-- START Data supplied --

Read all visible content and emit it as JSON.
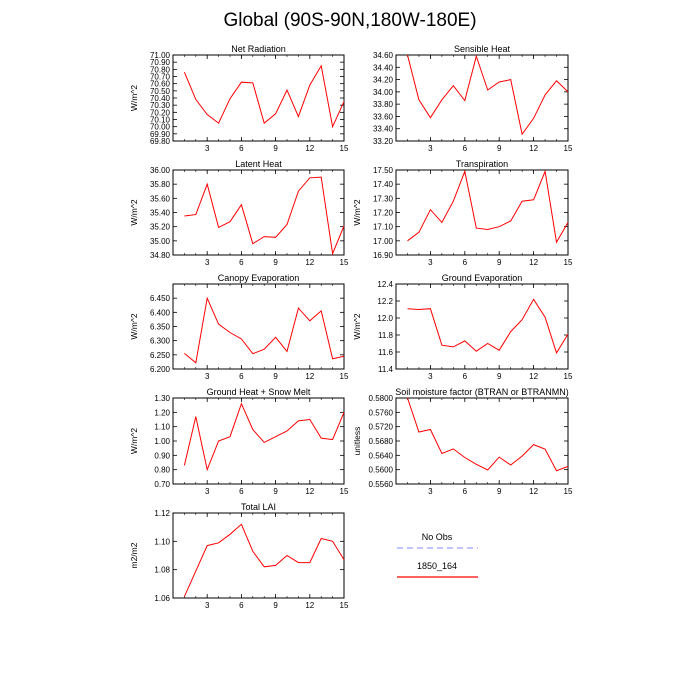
{
  "figure": {
    "title": "Global (90S-90N,180W-180E)",
    "line_color": "#ff0000",
    "obs_color": "#9aa0ff"
  },
  "legend": {
    "entries": [
      {
        "label": "No Obs",
        "style": "dashed",
        "color": "#9aa0ff"
      },
      {
        "label": "1850_164",
        "style": "solid",
        "color": "#ff0000"
      }
    ]
  },
  "chart_data": [
    {
      "type": "line",
      "title": "Net Radiation",
      "ylabel": "W/m^2",
      "xlim": [
        0,
        15
      ],
      "xticks": [
        3,
        6,
        9,
        12,
        15
      ],
      "ylim": [
        69.8,
        71.0
      ],
      "yticks": [
        "69.80",
        "69.90",
        "70.00",
        "70.10",
        "70.20",
        "70.30",
        "70.40",
        "70.50",
        "70.60",
        "70.70",
        "70.80",
        "70.90",
        "71.00"
      ],
      "series": [
        {
          "name": "1850_164",
          "x": [
            1,
            2,
            3,
            4,
            5,
            6,
            7,
            8,
            9,
            10,
            11,
            12,
            13,
            14,
            15
          ],
          "values": [
            70.76,
            70.38,
            70.17,
            70.05,
            70.39,
            70.62,
            70.61,
            70.05,
            70.18,
            70.51,
            70.14,
            70.58,
            70.85,
            70.0,
            70.35
          ]
        }
      ]
    },
    {
      "type": "line",
      "title": "Sensible Heat",
      "ylabel": "",
      "xlim": [
        0,
        15
      ],
      "xticks": [
        3,
        6,
        9,
        12,
        15
      ],
      "ylim": [
        33.2,
        34.6
      ],
      "yticks": [
        "33.20",
        "33.40",
        "33.60",
        "33.80",
        "34.00",
        "34.20",
        "34.40",
        "34.60"
      ],
      "series": [
        {
          "name": "1850_164",
          "x": [
            1,
            2,
            3,
            4,
            5,
            6,
            7,
            8,
            9,
            10,
            11,
            12,
            13,
            14,
            15
          ],
          "values": [
            34.6,
            33.87,
            33.58,
            33.87,
            34.1,
            33.86,
            34.58,
            34.03,
            34.16,
            34.2,
            33.31,
            33.57,
            33.95,
            34.18,
            34.0
          ]
        }
      ]
    },
    {
      "type": "line",
      "title": "Latent Heat",
      "ylabel": "W/m^2",
      "xlim": [
        0,
        15
      ],
      "xticks": [
        3,
        6,
        9,
        12,
        15
      ],
      "ylim": [
        34.8,
        36.0
      ],
      "yticks": [
        "34.80",
        "35.00",
        "35.20",
        "35.40",
        "35.60",
        "35.80",
        "36.00"
      ],
      "series": [
        {
          "name": "1850_164",
          "x": [
            1,
            2,
            3,
            4,
            5,
            6,
            7,
            8,
            9,
            10,
            11,
            12,
            13,
            14,
            15
          ],
          "values": [
            35.35,
            35.37,
            35.8,
            35.19,
            35.27,
            35.51,
            34.96,
            35.06,
            35.05,
            35.23,
            35.7,
            35.89,
            35.9,
            34.82,
            35.21
          ]
        }
      ]
    },
    {
      "type": "line",
      "title": "Transpiration",
      "ylabel": "W/m^2",
      "xlim": [
        0,
        15
      ],
      "xticks": [
        3,
        6,
        9,
        12,
        15
      ],
      "ylim": [
        16.9,
        17.5
      ],
      "yticks": [
        "16.90",
        "17.00",
        "17.10",
        "17.20",
        "17.30",
        "17.40",
        "17.50"
      ],
      "series": [
        {
          "name": "1850_164",
          "x": [
            1,
            2,
            3,
            4,
            5,
            6,
            7,
            8,
            9,
            10,
            11,
            12,
            13,
            14,
            15
          ],
          "values": [
            17.0,
            17.06,
            17.22,
            17.13,
            17.28,
            17.49,
            17.09,
            17.08,
            17.1,
            17.14,
            17.28,
            17.29,
            17.49,
            16.99,
            17.13
          ]
        }
      ]
    },
    {
      "type": "line",
      "title": "Canopy Evaporation",
      "ylabel": "W/m^2",
      "xlim": [
        0,
        15
      ],
      "xticks": [
        3,
        6,
        9,
        12,
        15
      ],
      "ylim": [
        6.2,
        6.5
      ],
      "yticks": [
        "6.200",
        "6.250",
        "6.300",
        "6.350",
        "6.400",
        "6.450"
      ],
      "series": [
        {
          "name": "1850_164",
          "x": [
            1,
            2,
            3,
            4,
            5,
            6,
            7,
            8,
            9,
            10,
            11,
            12,
            13,
            14,
            15
          ],
          "values": [
            6.255,
            6.222,
            6.45,
            6.358,
            6.329,
            6.306,
            6.254,
            6.27,
            6.312,
            6.262,
            6.415,
            6.37,
            6.405,
            6.236,
            6.245
          ]
        }
      ]
    },
    {
      "type": "line",
      "title": "Ground Evaporation",
      "ylabel": "W/m^2",
      "xlim": [
        0,
        15
      ],
      "xticks": [
        3,
        6,
        9,
        12,
        15
      ],
      "ylim": [
        11.4,
        12.4
      ],
      "yticks": [
        "11.4",
        "11.6",
        "11.8",
        "12.0",
        "12.2",
        "12.4"
      ],
      "series": [
        {
          "name": "1850_164",
          "x": [
            1,
            2,
            3,
            4,
            5,
            6,
            7,
            8,
            9,
            10,
            11,
            12,
            13,
            14,
            15
          ],
          "values": [
            12.11,
            12.1,
            12.11,
            11.68,
            11.66,
            11.73,
            11.61,
            11.7,
            11.62,
            11.84,
            11.98,
            12.22,
            12.01,
            11.59,
            11.81
          ]
        }
      ]
    },
    {
      "type": "line",
      "title": "Ground Heat + Snow Melt",
      "ylabel": "W/m^2",
      "xlim": [
        0,
        15
      ],
      "xticks": [
        3,
        6,
        9,
        12,
        15
      ],
      "ylim": [
        0.7,
        1.3
      ],
      "yticks": [
        "0.70",
        "0.80",
        "0.90",
        "1.00",
        "1.10",
        "1.20",
        "1.30"
      ],
      "series": [
        {
          "name": "1850_164",
          "x": [
            1,
            2,
            3,
            4,
            5,
            6,
            7,
            8,
            9,
            10,
            11,
            12,
            13,
            14,
            15
          ],
          "values": [
            0.83,
            1.17,
            0.8,
            1.0,
            1.03,
            1.26,
            1.08,
            0.99,
            1.03,
            1.07,
            1.14,
            1.15,
            1.02,
            1.01,
            1.2
          ]
        }
      ]
    },
    {
      "type": "line",
      "title": "Soil moisture factor (BTRAN or BTRANMN)",
      "ylabel": "unitless",
      "xlim": [
        0,
        15
      ],
      "xticks": [
        3,
        6,
        9,
        12,
        15
      ],
      "ylim": [
        0.556,
        0.58
      ],
      "yticks": [
        "0.5560",
        "0.5600",
        "0.5640",
        "0.5680",
        "0.5720",
        "0.5760",
        "0.5800"
      ],
      "series": [
        {
          "name": "1850_164",
          "x": [
            1,
            2,
            3,
            4,
            5,
            6,
            7,
            8,
            9,
            10,
            11,
            12,
            13,
            14,
            15
          ],
          "values": [
            0.58,
            0.5705,
            0.5712,
            0.5645,
            0.5658,
            0.5634,
            0.5615,
            0.5599,
            0.5635,
            0.5613,
            0.5638,
            0.567,
            0.5657,
            0.5597,
            0.5609
          ]
        }
      ]
    },
    {
      "type": "line",
      "title": "Total LAI",
      "ylabel": "m2/m2",
      "xlim": [
        0,
        15
      ],
      "xticks": [
        3,
        6,
        9,
        12,
        15
      ],
      "ylim": [
        1.06,
        1.12
      ],
      "yticks": [
        "1.06",
        "1.08",
        "1.10",
        "1.12"
      ],
      "series": [
        {
          "name": "1850_164",
          "x": [
            1,
            2,
            3,
            4,
            5,
            6,
            7,
            8,
            9,
            10,
            11,
            12,
            13,
            14,
            15
          ],
          "values": [
            1.061,
            1.079,
            1.097,
            1.099,
            1.105,
            1.112,
            1.093,
            1.082,
            1.083,
            1.09,
            1.085,
            1.085,
            1.102,
            1.1,
            1.087
          ]
        }
      ]
    }
  ]
}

-- END Data supplied --

Determine how many lines in the data above contain the string "Heat". Give nothing except the number.

3